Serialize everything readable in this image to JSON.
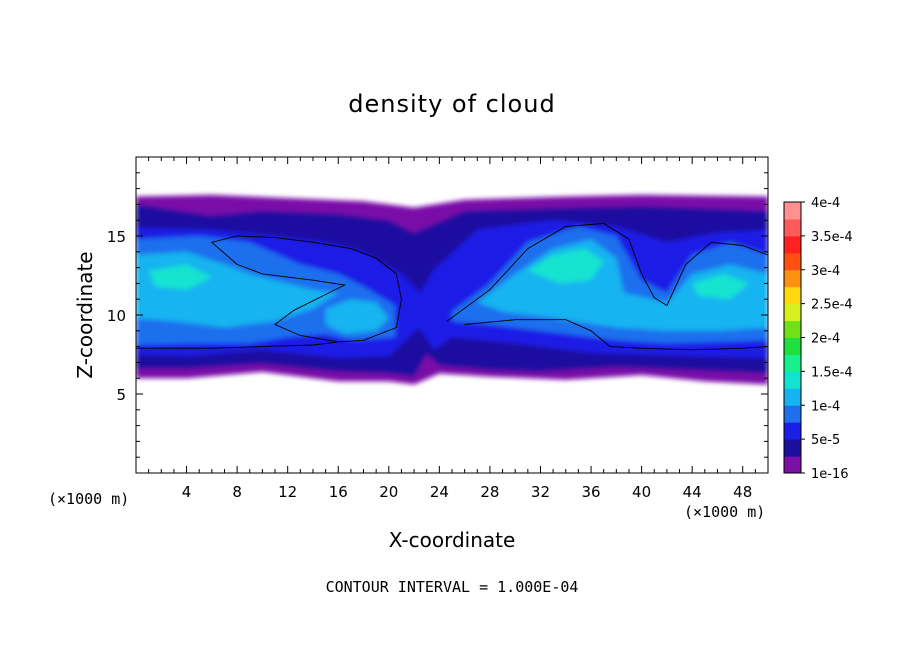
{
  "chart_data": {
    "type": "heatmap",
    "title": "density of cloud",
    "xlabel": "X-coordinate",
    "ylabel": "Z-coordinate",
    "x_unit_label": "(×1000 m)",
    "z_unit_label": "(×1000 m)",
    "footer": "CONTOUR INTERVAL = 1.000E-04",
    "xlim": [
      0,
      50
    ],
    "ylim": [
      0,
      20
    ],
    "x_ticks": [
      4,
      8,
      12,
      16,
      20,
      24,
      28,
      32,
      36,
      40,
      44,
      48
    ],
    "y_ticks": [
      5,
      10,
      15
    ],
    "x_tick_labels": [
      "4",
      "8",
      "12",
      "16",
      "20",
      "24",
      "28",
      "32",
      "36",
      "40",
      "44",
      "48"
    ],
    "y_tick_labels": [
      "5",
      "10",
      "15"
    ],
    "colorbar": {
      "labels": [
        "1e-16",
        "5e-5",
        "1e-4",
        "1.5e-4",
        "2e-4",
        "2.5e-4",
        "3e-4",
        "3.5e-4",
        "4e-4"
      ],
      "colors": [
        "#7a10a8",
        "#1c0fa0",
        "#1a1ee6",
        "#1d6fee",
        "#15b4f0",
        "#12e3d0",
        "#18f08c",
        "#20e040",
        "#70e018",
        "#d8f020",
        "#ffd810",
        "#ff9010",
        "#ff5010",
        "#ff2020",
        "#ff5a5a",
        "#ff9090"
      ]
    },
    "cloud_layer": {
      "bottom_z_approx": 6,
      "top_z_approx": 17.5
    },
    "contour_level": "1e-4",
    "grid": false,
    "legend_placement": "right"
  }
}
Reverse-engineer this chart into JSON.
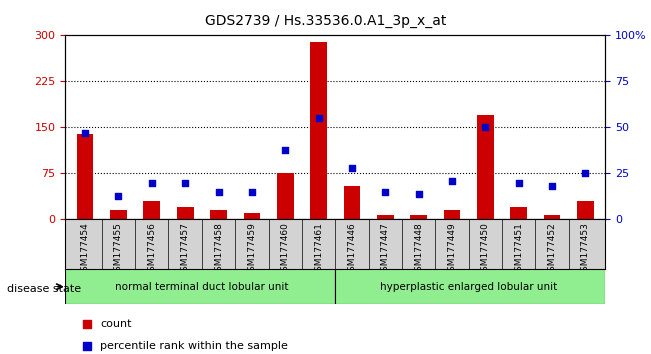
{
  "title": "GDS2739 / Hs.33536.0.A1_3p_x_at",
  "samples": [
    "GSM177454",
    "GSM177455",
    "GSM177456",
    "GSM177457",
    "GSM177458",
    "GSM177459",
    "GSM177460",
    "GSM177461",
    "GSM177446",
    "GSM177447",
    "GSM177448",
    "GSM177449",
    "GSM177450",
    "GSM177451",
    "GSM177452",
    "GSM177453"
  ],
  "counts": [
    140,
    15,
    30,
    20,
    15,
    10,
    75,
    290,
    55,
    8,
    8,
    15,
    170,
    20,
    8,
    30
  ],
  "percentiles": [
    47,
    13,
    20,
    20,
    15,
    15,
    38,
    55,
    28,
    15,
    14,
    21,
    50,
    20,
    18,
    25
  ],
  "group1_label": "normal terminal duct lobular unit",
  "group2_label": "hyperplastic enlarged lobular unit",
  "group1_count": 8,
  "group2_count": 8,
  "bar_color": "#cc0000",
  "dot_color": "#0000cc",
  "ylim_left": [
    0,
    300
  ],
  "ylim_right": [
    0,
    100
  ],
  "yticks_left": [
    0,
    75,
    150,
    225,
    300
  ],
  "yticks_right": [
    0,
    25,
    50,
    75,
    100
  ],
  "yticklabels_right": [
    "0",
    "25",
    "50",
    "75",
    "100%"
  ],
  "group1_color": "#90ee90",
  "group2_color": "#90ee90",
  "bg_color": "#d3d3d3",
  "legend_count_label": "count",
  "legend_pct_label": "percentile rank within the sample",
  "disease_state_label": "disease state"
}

OBJECTIVE =
Select and copy every line of the listing with the word "coordinate".

FINISHED EXERCISE =
    "xlabel": "X-coordinate",
    "ylabel": "Z-coordinate",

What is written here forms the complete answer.